▶ [EXERCISE PROMPT]:
Give the data again, word for word.

[Figure dataset records]
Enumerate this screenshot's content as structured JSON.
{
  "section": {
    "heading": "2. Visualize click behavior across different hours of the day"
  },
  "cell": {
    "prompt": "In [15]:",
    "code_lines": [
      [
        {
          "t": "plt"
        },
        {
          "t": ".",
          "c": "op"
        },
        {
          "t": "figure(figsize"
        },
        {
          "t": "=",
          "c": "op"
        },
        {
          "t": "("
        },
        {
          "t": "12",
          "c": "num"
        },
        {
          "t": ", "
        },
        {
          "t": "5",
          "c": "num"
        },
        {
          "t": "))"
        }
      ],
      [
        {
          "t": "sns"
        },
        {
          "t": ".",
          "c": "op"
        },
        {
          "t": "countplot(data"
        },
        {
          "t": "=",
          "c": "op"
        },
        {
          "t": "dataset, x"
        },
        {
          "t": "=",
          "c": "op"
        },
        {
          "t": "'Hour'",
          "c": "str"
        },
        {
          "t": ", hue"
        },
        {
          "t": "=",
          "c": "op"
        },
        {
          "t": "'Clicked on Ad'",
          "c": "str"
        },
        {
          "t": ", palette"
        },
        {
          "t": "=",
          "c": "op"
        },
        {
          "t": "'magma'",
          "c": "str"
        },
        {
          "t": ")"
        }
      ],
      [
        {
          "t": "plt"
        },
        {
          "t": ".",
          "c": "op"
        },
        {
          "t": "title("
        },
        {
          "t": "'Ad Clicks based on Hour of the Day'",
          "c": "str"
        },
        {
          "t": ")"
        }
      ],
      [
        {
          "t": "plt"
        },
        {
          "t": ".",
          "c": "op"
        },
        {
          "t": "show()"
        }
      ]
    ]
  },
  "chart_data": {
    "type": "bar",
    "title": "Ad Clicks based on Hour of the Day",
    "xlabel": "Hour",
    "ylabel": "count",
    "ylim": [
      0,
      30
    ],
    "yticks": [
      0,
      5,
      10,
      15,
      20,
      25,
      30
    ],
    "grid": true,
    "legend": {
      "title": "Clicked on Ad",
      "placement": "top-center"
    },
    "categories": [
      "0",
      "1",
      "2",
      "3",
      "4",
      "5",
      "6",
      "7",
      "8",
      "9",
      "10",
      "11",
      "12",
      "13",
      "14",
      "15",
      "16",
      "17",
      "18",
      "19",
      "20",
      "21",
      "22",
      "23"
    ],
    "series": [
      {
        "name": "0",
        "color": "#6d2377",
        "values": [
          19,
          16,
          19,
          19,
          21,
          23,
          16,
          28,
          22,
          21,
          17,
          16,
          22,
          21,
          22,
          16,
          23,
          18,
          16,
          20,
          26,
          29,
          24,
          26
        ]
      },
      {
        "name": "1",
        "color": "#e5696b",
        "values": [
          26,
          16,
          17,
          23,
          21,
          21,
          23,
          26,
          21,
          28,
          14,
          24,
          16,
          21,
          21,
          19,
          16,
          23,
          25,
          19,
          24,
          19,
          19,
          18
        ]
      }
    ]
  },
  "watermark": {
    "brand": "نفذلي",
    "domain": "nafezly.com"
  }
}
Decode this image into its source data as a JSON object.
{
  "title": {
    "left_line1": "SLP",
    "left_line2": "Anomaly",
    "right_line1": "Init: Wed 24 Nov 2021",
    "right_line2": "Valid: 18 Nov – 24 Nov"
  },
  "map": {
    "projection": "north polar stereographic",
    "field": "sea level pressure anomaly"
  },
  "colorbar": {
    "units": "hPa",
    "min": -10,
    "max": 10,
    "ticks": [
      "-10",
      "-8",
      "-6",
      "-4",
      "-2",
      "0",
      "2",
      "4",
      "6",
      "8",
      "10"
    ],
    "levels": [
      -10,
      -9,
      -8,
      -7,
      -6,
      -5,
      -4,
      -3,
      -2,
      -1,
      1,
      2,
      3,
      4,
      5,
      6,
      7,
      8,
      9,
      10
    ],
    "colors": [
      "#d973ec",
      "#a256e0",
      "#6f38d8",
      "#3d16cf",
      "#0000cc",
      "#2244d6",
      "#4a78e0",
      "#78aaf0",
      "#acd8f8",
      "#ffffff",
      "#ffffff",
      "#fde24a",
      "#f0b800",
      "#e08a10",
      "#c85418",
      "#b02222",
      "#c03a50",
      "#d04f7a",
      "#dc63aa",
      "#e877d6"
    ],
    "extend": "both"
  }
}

▶ [RESPONSE FOR THIS EXERCISE]:
Enumerate this screenshot's content as structured JSON.
{
  "section": {
    "heading": "2. Visualize click behavior across different hours of the day"
  },
  "cell": {
    "prompt": "In [15]:",
    "code_lines": [
      [
        {
          "t": "plt"
        },
        {
          "t": ".",
          "c": "op"
        },
        {
          "t": "figure(figsize"
        },
        {
          "t": "=",
          "c": "op"
        },
        {
          "t": "("
        },
        {
          "t": "12",
          "c": "num"
        },
        {
          "t": ", "
        },
        {
          "t": "5",
          "c": "num"
        },
        {
          "t": "))"
        }
      ],
      [
        {
          "t": "sns"
        },
        {
          "t": ".",
          "c": "op"
        },
        {
          "t": "countplot(data"
        },
        {
          "t": "=",
          "c": "op"
        },
        {
          "t": "dataset, x"
        },
        {
          "t": "=",
          "c": "op"
        },
        {
          "t": "'Hour'",
          "c": "str"
        },
        {
          "t": ", hue"
        },
        {
          "t": "=",
          "c": "op"
        },
        {
          "t": "'Clicked on Ad'",
          "c": "str"
        },
        {
          "t": ", palette"
        },
        {
          "t": "=",
          "c": "op"
        },
        {
          "t": "'magma'",
          "c": "str"
        },
        {
          "t": ")"
        }
      ],
      [
        {
          "t": "plt"
        },
        {
          "t": ".",
          "c": "op"
        },
        {
          "t": "title("
        },
        {
          "t": "'Ad Clicks based on Hour of the Day'",
          "c": "str"
        },
        {
          "t": ")"
        }
      ],
      [
        {
          "t": "plt"
        },
        {
          "t": ".",
          "c": "op"
        },
        {
          "t": "show()"
        }
      ]
    ]
  },
  "chart_data": {
    "type": "bar",
    "title": "Ad Clicks based on Hour of the Day",
    "xlabel": "Hour",
    "ylabel": "count",
    "ylim": [
      0,
      30
    ],
    "yticks": [
      0,
      5,
      10,
      15,
      20,
      25,
      30
    ],
    "grid": true,
    "legend": {
      "title": "Clicked on Ad",
      "placement": "top-center"
    },
    "categories": [
      "0",
      "1",
      "2",
      "3",
      "4",
      "5",
      "6",
      "7",
      "8",
      "9",
      "10",
      "11",
      "12",
      "13",
      "14",
      "15",
      "16",
      "17",
      "18",
      "19",
      "20",
      "21",
      "22",
      "23"
    ],
    "series": [
      {
        "name": "0",
        "color": "#6d2377",
        "values": [
          19,
          16,
          19,
          19,
          21,
          23,
          16,
          28,
          22,
          21,
          17,
          16,
          22,
          21,
          22,
          16,
          23,
          18,
          16,
          20,
          26,
          29,
          24,
          26
        ]
      },
      {
        "name": "1",
        "color": "#e5696b",
        "values": [
          26,
          16,
          17,
          23,
          21,
          21,
          23,
          26,
          21,
          28,
          14,
          24,
          16,
          21,
          21,
          19,
          16,
          23,
          25,
          19,
          24,
          19,
          19,
          18
        ]
      }
    ]
  },
  "watermark": {
    "brand": "نفذلي",
    "domain": "nafezly.com"
  }
}
Decode this image into its source data as a JSON object.
{
  "title": {
    "left_line1": "SLP",
    "left_line2": "Anomaly",
    "right_line1": "Init: Wed 24 Nov 2021",
    "right_line2": "Valid: 18 Nov – 24 Nov"
  },
  "map": {
    "projection": "north polar stereographic",
    "field": "sea level pressure anomaly"
  },
  "colorbar": {
    "units": "hPa",
    "min": -10,
    "max": 10,
    "ticks": [
      "-10",
      "-8",
      "-6",
      "-4",
      "-2",
      "0",
      "2",
      "4",
      "6",
      "8",
      "10"
    ],
    "levels": [
      -10,
      -9,
      -8,
      -7,
      -6,
      -5,
      -4,
      -3,
      -2,
      -1,
      1,
      2,
      3,
      4,
      5,
      6,
      7,
      8,
      9,
      10
    ],
    "colors": [
      "#d973ec",
      "#a256e0",
      "#6f38d8",
      "#3d16cf",
      "#0000cc",
      "#2244d6",
      "#4a78e0",
      "#78aaf0",
      "#acd8f8",
      "#ffffff",
      "#ffffff",
      "#fde24a",
      "#f0b800",
      "#e08a10",
      "#c85418",
      "#b02222",
      "#c03a50",
      "#d04f7a",
      "#dc63aa",
      "#e877d6"
    ],
    "extend": "both"
  }
}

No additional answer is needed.